▸ Exercise description
Convert every line of the records below into a JSON list of strings, with one string per line and blank lines omitted.

▸ Extracted records
=-=-=
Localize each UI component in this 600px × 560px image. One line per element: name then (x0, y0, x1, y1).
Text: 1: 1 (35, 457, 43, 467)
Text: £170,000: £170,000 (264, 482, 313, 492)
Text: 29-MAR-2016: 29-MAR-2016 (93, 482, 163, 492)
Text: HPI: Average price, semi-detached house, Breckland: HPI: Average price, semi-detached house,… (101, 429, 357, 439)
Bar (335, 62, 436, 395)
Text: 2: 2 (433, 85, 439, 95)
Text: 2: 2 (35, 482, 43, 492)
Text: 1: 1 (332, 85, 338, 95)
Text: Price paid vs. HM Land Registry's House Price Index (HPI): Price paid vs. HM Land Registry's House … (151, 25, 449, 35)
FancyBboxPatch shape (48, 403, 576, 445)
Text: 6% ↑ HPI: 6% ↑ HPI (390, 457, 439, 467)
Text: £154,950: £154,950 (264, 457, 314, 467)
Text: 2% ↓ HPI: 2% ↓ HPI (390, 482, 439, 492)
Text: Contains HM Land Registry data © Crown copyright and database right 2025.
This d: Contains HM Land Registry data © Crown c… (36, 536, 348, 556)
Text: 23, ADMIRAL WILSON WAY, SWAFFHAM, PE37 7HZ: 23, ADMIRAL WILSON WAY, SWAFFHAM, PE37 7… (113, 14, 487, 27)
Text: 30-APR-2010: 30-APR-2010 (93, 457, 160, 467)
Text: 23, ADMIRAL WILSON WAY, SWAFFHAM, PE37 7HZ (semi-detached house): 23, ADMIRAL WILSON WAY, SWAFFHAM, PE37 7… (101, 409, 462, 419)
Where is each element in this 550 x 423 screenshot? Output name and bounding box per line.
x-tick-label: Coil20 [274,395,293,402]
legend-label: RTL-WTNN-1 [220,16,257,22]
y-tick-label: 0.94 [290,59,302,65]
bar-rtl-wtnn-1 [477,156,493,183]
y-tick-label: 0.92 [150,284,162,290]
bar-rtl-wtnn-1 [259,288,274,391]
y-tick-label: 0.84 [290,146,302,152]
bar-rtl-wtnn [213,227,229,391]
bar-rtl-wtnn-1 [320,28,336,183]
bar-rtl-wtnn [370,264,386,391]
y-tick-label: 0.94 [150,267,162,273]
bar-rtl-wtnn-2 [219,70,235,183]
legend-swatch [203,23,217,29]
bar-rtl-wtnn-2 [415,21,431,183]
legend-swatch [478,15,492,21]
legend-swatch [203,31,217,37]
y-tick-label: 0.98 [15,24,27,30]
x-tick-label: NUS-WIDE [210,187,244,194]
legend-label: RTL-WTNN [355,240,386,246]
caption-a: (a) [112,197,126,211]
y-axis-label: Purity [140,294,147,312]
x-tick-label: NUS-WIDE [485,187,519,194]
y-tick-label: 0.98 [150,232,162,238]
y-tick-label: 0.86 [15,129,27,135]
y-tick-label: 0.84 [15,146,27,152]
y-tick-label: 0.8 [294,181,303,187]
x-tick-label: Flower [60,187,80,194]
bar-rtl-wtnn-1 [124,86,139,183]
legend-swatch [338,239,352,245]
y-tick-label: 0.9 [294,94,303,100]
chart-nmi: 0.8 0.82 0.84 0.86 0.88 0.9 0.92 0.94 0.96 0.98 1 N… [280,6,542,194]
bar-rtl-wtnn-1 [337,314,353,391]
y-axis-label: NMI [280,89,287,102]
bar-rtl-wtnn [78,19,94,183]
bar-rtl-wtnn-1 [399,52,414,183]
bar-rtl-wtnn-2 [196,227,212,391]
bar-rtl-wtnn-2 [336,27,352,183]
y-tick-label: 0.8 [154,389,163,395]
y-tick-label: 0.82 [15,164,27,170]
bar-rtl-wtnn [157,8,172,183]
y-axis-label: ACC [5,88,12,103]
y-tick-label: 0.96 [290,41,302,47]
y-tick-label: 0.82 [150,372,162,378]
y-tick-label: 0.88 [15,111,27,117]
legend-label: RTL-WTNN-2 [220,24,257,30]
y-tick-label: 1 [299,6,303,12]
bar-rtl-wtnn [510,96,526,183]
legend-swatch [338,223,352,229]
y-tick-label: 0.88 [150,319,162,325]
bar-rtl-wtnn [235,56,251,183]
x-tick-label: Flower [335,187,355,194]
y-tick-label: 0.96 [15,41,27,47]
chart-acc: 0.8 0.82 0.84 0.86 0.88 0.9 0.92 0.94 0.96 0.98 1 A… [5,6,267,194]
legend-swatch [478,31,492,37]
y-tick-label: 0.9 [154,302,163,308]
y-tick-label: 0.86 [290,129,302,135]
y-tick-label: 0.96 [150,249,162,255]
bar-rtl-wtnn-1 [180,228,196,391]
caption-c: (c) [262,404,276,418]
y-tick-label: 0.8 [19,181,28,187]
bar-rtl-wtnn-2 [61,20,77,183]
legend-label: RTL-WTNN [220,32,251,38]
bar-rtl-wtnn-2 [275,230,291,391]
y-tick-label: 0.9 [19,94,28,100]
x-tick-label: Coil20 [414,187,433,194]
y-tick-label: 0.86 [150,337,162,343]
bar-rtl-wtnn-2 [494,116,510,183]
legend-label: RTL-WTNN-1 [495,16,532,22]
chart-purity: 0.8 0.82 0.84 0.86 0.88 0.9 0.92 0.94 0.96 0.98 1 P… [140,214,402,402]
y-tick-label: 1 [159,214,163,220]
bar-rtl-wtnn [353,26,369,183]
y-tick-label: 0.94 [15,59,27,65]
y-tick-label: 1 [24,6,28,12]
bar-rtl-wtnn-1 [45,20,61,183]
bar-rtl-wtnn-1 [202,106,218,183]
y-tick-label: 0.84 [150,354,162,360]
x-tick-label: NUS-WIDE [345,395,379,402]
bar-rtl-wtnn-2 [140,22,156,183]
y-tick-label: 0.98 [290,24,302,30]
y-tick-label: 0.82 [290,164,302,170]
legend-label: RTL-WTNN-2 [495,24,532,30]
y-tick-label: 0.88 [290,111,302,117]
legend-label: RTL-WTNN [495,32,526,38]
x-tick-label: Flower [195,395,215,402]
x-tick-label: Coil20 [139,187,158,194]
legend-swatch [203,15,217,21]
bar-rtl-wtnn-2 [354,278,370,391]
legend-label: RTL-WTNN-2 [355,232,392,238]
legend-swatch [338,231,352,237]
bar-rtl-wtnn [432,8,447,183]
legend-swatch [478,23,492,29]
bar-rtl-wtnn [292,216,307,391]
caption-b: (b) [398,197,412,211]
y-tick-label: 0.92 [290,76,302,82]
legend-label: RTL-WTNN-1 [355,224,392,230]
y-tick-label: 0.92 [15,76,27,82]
=-=-=
▸ Correct response
[
  "Localize each UI component in this 600px × 560px image. One line per element: name then (x0, y0, x1, y1).",
  "Text: 1: 1 (35, 457, 43, 467)",
  "Text: £170,000: £170,000 (264, 482, 313, 492)",
  "Text: 29-MAR-2016: 29-MAR-2016 (93, 482, 163, 492)",
  "Text: HPI: Average price, semi-detached house, Breckland: HPI: Average price, semi-detached house,… (101, 429, 357, 439)",
  "Bar (335, 62, 436, 395)",
  "Text: 2: 2 (433, 85, 439, 95)",
  "Text: 2: 2 (35, 482, 43, 492)",
  "Text: 1: 1 (332, 85, 338, 95)",
  "Text: Price paid vs. HM Land Registry's House Price Index (HPI): Price paid vs. HM Land Registry's House … (151, 25, 449, 35)",
  "FancyBboxPatch shape (48, 403, 576, 445)",
  "Text: 6% ↑ HPI: 6% ↑ HPI (390, 457, 439, 467)",
  "Text: £154,950: £154,950 (264, 457, 314, 467)",
  "Text: 2% ↓ HPI: 2% ↓ HPI (390, 482, 439, 492)",
  "Text: Contains HM Land Registry data © Crown copyright and database right 2025.",
  "This d: Contains HM Land Registry data © Crown c… (36, 536, 348, 556)",
  "Text: 23, ADMIRAL WILSON WAY, SWAFFHAM, PE37 7HZ: 23, ADMIRAL WILSON WAY, SWAFFHAM, PE37 7… (113, 14, 487, 27)",
  "Text: 30-APR-2010: 30-APR-2010 (93, 457, 160, 467)",
  "Text: 23, ADMIRAL WILSON WAY, SWAFFHAM, PE37 7HZ (semi-detached house): 23, ADMIRAL WILSON WAY, SWAFFHAM, PE37 7… (101, 409, 462, 419)",
  "Where is each element in this 550 x 423 screenshot? Output name and bounding box per line.",
  "x-tick-label: Coil20 [274,395,293,402]",
  "legend-label: RTL-WTNN-1 [220,16,257,22]",
  "y-tick-label: 0.94 [290,59,302,65]",
  "bar-rtl-wtnn-1 [477,156,493,183]",
  "y-tick-label: 0.92 [150,284,162,290]",
  "bar-rtl-wtnn-1 [259,288,274,391]",
  "y-tick-label: 0.84 [290,146,302,152]",
  "bar-rtl-wtnn [213,227,229,391]",
  "bar-rtl-wtnn-1 [320,28,336,183]",
  "bar-rtl-wtnn [370,264,386,391]",
  "y-tick-label: 0.94 [150,267,162,273]",
  "bar-rtl-wtnn-2 [219,70,235,183]",
  "legend-swatch [203,23,217,29]",
  "bar-rtl-wtnn-2 [415,21,431,183]",
  "legend-swatch [478,15,492,21]",
  "legend-swatch [203,31,217,37]",
  "y-tick-label: 0.98 [15,24,27,30]",
  "x-tick-label: NUS-WIDE [210,187,244,194]",
  "legend-label: RTL-WTNN [355,240,386,246]",
  "caption-a: (a) [112,197,126,211]",
  "y-axis-label: Purity [140,294,147,312]",
  "x-tick-label: NUS-WIDE [485,187,519,194]",
  "y-tick-label: 0.98 [150,232,162,238]",
  "y-tick-label: 0.86 [15,129,27,135]",
  "y-tick-label: 0.84 [15,146,27,152]",
  "y-tick-label: 0.8 [294,181,303,187]",
  "x-tick-label: Flower [60,187,80,194]",
  "bar-rtl-wtnn-1 [124,86,139,183]",
  "legend-swatch [338,239,352,245]",
  "y-tick-label: 0.9 [294,94,303,100]",
  "chart-nmi: 0.8 0.82 0.84 0.86 0.88 0.9 0.92 0.94 0.96 0.98 1 N… [280,6,542,194]",
  "bar-rtl-wtnn-1 [337,314,353,391]",
  "y-axis-label: NMI [280,89,287,102]",
  "bar-rtl-wtnn [78,19,94,183]",
  "bar-rtl-wtnn-1 [399,52,414,183]",
  "bar-rtl-wtnn-2 [196,227,212,391]",
  "bar-rtl-wtnn-2 [336,27,352,183]",
  "y-tick-label: 0.8 [154,389,163,395]",
  "y-tick-label: 0.82 [15,164,27,170]",
  "bar-rtl-wtnn [157,8,172,183]",
  "y-axis-label: ACC [5,88,12,103]",
  "y-tick-label: 0.96 [290,41,302,47]",
  "y-tick-label: 0.82 [150,372,162,378]",
  "y-tick-label: 0.88 [15,111,27,117]",
  "legend-label: RTL-WTNN-2 [220,24,257,30]",
  "y-tick-label: 1 [299,6,303,12]",
  "bar-rtl-wtnn [510,96,526,183]",
  "legend-swatch [338,223,352,229]",
  "y-tick-label: 0.88 [150,319,162,325]",
  "bar-rtl-wtnn [235,56,251,183]",
  "x-tick-label: Flower [335,187,355,194]",
  "y-tick-label: 0.96 [15,41,27,47]",
  "chart-acc: 0.8 0.82 0.84 0.86 0.88 0.9 0.92 0.94 0.96 0.98 1 A… [5,6,267,194]",
  "legend-swatch [478,31,492,37]",
  "y-tick-label: 0.9 [154,302,163,308]",
  "y-tick-label: 0.86 [290,129,302,135]",
  "y-tick-label: 0.96 [150,249,162,255]",
  "bar-rtl-wtnn-1 [180,228,196,391]",
  "caption-c: (c) [262,404,276,418]",
  "y-tick-label: 0.8 [19,181,28,187]",
  "bar-rtl-wtnn-2 [61,20,77,183]",
  "legend-label: RTL-WTNN [220,32,251,38]",
  "bar-rtl-wtnn-2 [275,230,291,391]",
  "y-tick-label: 0.9 [19,94,28,100]",
  "x-tick-label: Coil20 [414,187,433,194]",
  "y-tick-label: 0.86 [150,337,162,343]",
  "bar-rtl-wtnn-2 [494,116,510,183]",
  "legend-label: RTL-WTNN-1 [495,16,532,22]",
  "chart-purity: 0.8 0.82 0.84 0.86 0.88 0.9 0.92 0.94 0.96 0.98 1 P… [140,214,402,402]",
  "y-tick-label: 1 [159,214,163,220]",
  "bar-rtl-wtnn [353,26,369,183]",
  "y-tick-label: 0.94 [15,59,27,65]",
  "y-tick-label: 1 [24,6,28,12]",
  "bar-rtl-wtnn-1 [45,20,61,183]",
  "bar-rtl-wtnn-1 [202,106,218,183]",
  "y-tick-label: 0.84 [150,354,162,360]",
  "x-tick-label: NUS-WIDE [345,395,379,402]",
  "bar-rtl-wtnn-2 [140,22,156,183]",
  "y-tick-label: 0.98 [290,24,302,30]",
  "y-tick-label: 0.82 [290,164,302,170]",
  "legend-label: RTL-WTNN-2 [495,24,532,30]",
  "y-tick-label: 0.88 [290,111,302,117]",
  "legend-label: RTL-WTNN [495,32,526,38]",
  "x-tick-label: Flower [195,395,215,402]",
  "x-tick-label: Coil20 [139,187,158,194]",
  "legend-swatch [203,15,217,21]",
  "bar-rtl-wtnn-2 [354,278,370,391]",
  "legend-label: RTL-WTNN-2 [355,232,392,238]",
  "legend-swatch [338,231,352,237]",
  "bar-rtl-wtnn [432,8,447,183]",
  "legend-swatch [478,23,492,29]",
  "bar-rtl-wtnn [292,216,307,391]",
  "caption-b: (b) [398,197,412,211]",
  "y-tick-label: 0.92 [290,76,302,82]",
  "legend-label: RTL-WTNN-1 [355,224,392,230]",
  "y-tick-label: 0.92 [15,76,27,82]"
]